Extracted data entries:
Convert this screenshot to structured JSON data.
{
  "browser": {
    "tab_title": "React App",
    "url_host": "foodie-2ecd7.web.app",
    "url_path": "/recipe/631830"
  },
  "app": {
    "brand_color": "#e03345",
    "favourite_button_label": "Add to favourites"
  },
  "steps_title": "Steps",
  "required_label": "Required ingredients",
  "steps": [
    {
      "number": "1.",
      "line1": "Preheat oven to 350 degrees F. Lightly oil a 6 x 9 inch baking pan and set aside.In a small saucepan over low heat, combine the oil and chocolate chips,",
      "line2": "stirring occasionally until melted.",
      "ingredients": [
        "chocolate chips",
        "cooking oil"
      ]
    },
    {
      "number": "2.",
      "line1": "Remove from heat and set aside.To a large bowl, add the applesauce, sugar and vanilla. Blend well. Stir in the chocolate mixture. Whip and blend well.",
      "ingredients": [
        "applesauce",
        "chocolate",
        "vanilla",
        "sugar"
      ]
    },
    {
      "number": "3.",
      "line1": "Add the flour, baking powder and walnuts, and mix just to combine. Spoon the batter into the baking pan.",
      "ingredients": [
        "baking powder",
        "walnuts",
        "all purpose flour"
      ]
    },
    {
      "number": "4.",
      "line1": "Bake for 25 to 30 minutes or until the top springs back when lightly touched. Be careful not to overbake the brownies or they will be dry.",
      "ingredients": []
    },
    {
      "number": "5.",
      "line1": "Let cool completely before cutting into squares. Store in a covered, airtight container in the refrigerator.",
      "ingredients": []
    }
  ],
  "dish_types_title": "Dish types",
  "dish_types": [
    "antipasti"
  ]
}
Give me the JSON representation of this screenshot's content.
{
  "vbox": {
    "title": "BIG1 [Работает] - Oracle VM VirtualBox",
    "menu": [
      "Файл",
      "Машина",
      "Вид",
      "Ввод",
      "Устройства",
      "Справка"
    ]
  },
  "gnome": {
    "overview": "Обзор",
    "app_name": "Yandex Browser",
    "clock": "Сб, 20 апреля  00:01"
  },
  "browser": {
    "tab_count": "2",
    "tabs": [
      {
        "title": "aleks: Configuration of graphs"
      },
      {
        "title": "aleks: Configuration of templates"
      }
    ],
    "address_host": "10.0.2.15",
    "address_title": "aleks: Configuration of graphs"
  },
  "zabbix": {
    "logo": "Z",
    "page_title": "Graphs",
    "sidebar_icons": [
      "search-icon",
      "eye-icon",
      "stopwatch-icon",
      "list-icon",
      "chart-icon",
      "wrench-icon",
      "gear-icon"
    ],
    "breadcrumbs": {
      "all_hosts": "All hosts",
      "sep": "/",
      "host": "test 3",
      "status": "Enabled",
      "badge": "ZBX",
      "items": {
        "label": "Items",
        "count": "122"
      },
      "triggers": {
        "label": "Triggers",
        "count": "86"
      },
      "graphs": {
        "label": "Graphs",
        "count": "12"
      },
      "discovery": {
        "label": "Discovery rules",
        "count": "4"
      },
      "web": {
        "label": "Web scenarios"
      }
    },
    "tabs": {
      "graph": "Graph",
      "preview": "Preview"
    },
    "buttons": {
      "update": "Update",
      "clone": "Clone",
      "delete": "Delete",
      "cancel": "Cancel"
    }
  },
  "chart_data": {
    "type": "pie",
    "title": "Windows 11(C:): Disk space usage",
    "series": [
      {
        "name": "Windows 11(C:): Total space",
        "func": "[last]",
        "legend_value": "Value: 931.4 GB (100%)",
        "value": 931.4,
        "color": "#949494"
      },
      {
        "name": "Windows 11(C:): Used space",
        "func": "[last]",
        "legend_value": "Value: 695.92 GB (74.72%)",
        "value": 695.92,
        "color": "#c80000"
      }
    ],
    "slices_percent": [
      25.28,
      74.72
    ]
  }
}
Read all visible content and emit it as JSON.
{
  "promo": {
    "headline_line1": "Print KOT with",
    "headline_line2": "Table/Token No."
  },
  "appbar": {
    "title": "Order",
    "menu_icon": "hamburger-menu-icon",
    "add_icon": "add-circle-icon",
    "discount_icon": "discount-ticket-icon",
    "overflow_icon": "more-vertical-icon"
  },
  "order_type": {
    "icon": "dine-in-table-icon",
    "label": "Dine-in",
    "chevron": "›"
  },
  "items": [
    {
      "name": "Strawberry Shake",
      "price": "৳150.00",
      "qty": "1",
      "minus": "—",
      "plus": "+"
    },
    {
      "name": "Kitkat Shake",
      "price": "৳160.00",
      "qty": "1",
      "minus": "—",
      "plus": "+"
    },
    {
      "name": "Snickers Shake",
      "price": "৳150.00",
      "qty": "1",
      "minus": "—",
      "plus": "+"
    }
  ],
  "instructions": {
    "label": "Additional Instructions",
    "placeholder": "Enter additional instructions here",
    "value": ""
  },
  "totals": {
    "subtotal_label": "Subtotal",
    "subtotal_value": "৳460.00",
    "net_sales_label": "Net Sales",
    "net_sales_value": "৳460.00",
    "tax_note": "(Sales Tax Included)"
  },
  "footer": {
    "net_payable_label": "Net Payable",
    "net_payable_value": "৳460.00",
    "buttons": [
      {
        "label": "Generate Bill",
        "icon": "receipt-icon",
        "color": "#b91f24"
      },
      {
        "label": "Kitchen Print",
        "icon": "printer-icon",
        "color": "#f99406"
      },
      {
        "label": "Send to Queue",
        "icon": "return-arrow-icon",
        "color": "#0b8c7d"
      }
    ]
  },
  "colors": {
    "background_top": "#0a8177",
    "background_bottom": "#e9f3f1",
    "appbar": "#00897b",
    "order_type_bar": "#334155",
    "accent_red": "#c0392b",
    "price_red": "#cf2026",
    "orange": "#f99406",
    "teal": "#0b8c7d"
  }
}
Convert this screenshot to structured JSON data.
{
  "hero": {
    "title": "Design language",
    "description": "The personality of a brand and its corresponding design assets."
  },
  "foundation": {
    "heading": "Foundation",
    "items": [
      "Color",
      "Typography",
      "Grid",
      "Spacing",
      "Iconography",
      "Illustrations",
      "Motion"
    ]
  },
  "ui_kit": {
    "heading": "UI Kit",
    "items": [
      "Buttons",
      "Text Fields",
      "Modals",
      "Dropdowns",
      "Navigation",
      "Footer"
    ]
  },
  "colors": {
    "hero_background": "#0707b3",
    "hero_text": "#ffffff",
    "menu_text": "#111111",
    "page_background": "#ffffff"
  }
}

__Short problem__
Reproduce the material in full, with no word added or dropped.

__Response to this task__
Convert this screenshot to structured JSON data.
{
  "browser": {
    "tab_title": "React App",
    "url_host": "foodie-2ecd7.web.app",
    "url_path": "/recipe/631830"
  },
  "app": {
    "brand_color": "#e03345",
    "favourite_button_label": "Add to favourites"
  },
  "steps_title": "Steps",
  "required_label": "Required ingredients",
  "steps": [
    {
      "number": "1.",
      "line1": "Preheat oven to 350 degrees F. Lightly oil a 6 x 9 inch baking pan and set aside.In a small saucepan over low heat, combine the oil and chocolate chips,",
      "line2": "stirring occasionally until melted.",
      "ingredients": [
        "chocolate chips",
        "cooking oil"
      ]
    },
    {
      "number": "2.",
      "line1": "Remove from heat and set aside.To a large bowl, add the applesauce, sugar and vanilla. Blend well. Stir in the chocolate mixture. Whip and blend well.",
      "ingredients": [
        "applesauce",
        "chocolate",
        "vanilla",
        "sugar"
      ]
    },
    {
      "number": "3.",
      "line1": "Add the flour, baking powder and walnuts, and mix just to combine. Spoon the batter into the baking pan.",
      "ingredients": [
        "baking powder",
        "walnuts",
        "all purpose flour"
      ]
    },
    {
      "number": "4.",
      "line1": "Bake for 25 to 30 minutes or until the top springs back when lightly touched. Be careful not to overbake the brownies or they will be dry.",
      "ingredients": []
    },
    {
      "number": "5.",
      "line1": "Let cool completely before cutting into squares. Store in a covered, airtight container in the refrigerator.",
      "ingredients": []
    }
  ],
  "dish_types_title": "Dish types",
  "dish_types": [
    "antipasti"
  ]
}
Give me the JSON representation of this screenshot's content.
{
  "vbox": {
    "title": "BIG1 [Работает] - Oracle VM VirtualBox",
    "menu": [
      "Файл",
      "Машина",
      "Вид",
      "Ввод",
      "Устройства",
      "Справка"
    ]
  },
  "gnome": {
    "overview": "Обзор",
    "app_name": "Yandex Browser",
    "clock": "Сб, 20 апреля  00:01"
  },
  "browser": {
    "tab_count": "2",
    "tabs": [
      {
        "title": "aleks: Configuration of graphs"
      },
      {
        "title": "aleks: Configuration of templates"
      }
    ],
    "address_host": "10.0.2.15",
    "address_title": "aleks: Configuration of graphs"
  },
  "zabbix": {
    "logo": "Z",
    "page_title": "Graphs",
    "sidebar_icons": [
      "search-icon",
      "eye-icon",
      "stopwatch-icon",
      "list-icon",
      "chart-icon",
      "wrench-icon",
      "gear-icon"
    ],
    "breadcrumbs": {
      "all_hosts": "All hosts",
      "sep": "/",
      "host": "test 3",
      "status": "Enabled",
      "badge": "ZBX",
      "items": {
        "label": "Items",
        "count": "122"
      },
      "triggers": {
        "label": "Triggers",
        "count": "86"
      },
      "graphs": {
        "label": "Graphs",
        "count": "12"
      },
      "discovery": {
        "label": "Discovery rules",
        "count": "4"
      },
      "web": {
        "label": "Web scenarios"
      }
    },
    "tabs": {
      "graph": "Graph",
      "preview": "Preview"
    },
    "buttons": {
      "update": "Update",
      "clone": "Clone",
      "delete": "Delete",
      "cancel": "Cancel"
    }
  },
  "chart_data": {
    "type": "pie",
    "title": "Windows 11(C:): Disk space usage",
    "series": [
      {
        "name": "Windows 11(C:): Total space",
        "func": "[last]",
        "legend_value": "Value: 931.4 GB (100%)",
        "value": 931.4,
        "color": "#949494"
      },
      {
        "name": "Windows 11(C:): Used space",
        "func": "[last]",
        "legend_value": "Value: 695.92 GB (74.72%)",
        "value": 695.92,
        "color": "#c80000"
      }
    ],
    "slices_percent": [
      25.28,
      74.72
    ]
  }
}
Read all visible content and emit it as JSON.
{
  "promo": {
    "headline_line1": "Print KOT with",
    "headline_line2": "Table/Token No."
  },
  "appbar": {
    "title": "Order",
    "menu_icon": "hamburger-menu-icon",
    "add_icon": "add-circle-icon",
    "discount_icon": "discount-ticket-icon",
    "overflow_icon": "more-vertical-icon"
  },
  "order_type": {
    "icon": "dine-in-table-icon",
    "label": "Dine-in",
    "chevron": "›"
  },
  "items": [
    {
      "name": "Strawberry Shake",
      "price": "৳150.00",
      "qty": "1",
      "minus": "—",
      "plus": "+"
    },
    {
      "name": "Kitkat Shake",
      "price": "৳160.00",
      "qty": "1",
      "minus": "—",
      "plus": "+"
    },
    {
      "name": "Snickers Shake",
      "price": "৳150.00",
      "qty": "1",
      "minus": "—",
      "plus": "+"
    }
  ],
  "instructions": {
    "label": "Additional Instructions",
    "placeholder": "Enter additional instructions here",
    "value": ""
  },
  "totals": {
    "subtotal_label": "Subtotal",
    "subtotal_value": "৳460.00",
    "net_sales_label": "Net Sales",
    "net_sales_value": "৳460.00",
    "tax_note": "(Sales Tax Included)"
  },
  "footer": {
    "net_payable_label": "Net Payable",
    "net_payable_value": "৳460.00",
    "buttons": [
      {
        "label": "Generate Bill",
        "icon": "receipt-icon",
        "color": "#b91f24"
      },
      {
        "label": "Kitchen Print",
        "icon": "printer-icon",
        "color": "#f99406"
      },
      {
        "label": "Send to Queue",
        "icon": "return-arrow-icon",
        "color": "#0b8c7d"
      }
    ]
  },
  "colors": {
    "background_top": "#0a8177",
    "background_bottom": "#e9f3f1",
    "appbar": "#00897b",
    "order_type_bar": "#334155",
    "accent_red": "#c0392b",
    "price_red": "#cf2026",
    "orange": "#f99406",
    "teal": "#0b8c7d"
  }
}
Convert this screenshot to structured JSON data.
{
  "hero": {
    "title": "Design language",
    "description": "The personality of a brand and its corresponding design assets."
  },
  "foundation": {
    "heading": "Foundation",
    "items": [
      "Color",
      "Typography",
      "Grid",
      "Spacing",
      "Iconography",
      "Illustrations",
      "Motion"
    ]
  },
  "ui_kit": {
    "heading": "UI Kit",
    "items": [
      "Buttons",
      "Text Fields",
      "Modals",
      "Dropdowns",
      "Navigation",
      "Footer"
    ]
  },
  "colors": {
    "hero_background": "#0707b3",
    "hero_text": "#ffffff",
    "menu_text": "#111111",
    "page_background": "#ffffff"
  }
}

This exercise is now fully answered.